--- BEGIN WORKING DATA ---
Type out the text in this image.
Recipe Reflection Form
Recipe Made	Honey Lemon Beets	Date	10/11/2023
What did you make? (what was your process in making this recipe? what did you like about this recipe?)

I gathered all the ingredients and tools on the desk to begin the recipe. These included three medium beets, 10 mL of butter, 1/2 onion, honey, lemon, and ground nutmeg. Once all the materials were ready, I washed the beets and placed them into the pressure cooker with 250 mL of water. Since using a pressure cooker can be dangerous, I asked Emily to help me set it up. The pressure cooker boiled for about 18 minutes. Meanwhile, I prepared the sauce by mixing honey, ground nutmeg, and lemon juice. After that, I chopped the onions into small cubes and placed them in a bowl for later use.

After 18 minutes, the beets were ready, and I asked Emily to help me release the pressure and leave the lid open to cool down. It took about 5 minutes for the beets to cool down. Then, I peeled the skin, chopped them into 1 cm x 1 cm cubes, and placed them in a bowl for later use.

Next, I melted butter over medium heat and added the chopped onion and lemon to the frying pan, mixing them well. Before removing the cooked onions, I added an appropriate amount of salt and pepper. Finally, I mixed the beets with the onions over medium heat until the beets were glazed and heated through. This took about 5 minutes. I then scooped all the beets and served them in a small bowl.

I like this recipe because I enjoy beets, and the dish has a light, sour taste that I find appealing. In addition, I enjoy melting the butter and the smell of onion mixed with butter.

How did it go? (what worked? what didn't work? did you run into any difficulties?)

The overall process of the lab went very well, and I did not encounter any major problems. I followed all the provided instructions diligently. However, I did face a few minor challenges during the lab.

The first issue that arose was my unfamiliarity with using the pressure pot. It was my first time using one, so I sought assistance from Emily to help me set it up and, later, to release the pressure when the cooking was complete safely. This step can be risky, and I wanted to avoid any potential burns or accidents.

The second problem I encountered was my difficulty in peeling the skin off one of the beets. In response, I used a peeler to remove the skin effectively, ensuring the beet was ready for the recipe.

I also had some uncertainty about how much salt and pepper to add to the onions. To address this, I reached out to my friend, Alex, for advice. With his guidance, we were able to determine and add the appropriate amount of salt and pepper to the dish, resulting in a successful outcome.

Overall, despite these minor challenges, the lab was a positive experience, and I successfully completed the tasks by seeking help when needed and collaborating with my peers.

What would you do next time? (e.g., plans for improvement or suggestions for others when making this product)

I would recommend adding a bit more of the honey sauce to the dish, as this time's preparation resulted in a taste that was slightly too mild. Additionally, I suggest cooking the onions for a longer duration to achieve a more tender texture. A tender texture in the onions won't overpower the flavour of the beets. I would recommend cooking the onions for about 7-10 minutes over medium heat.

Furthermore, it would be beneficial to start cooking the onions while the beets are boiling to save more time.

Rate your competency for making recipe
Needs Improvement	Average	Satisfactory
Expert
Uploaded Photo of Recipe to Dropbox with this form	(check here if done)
--- END WORKING DATA ---
* TASK
The answer should be a single number: the count of lines in the data that include the string "like".

* ANSWER FOR THIS EXERCISE
2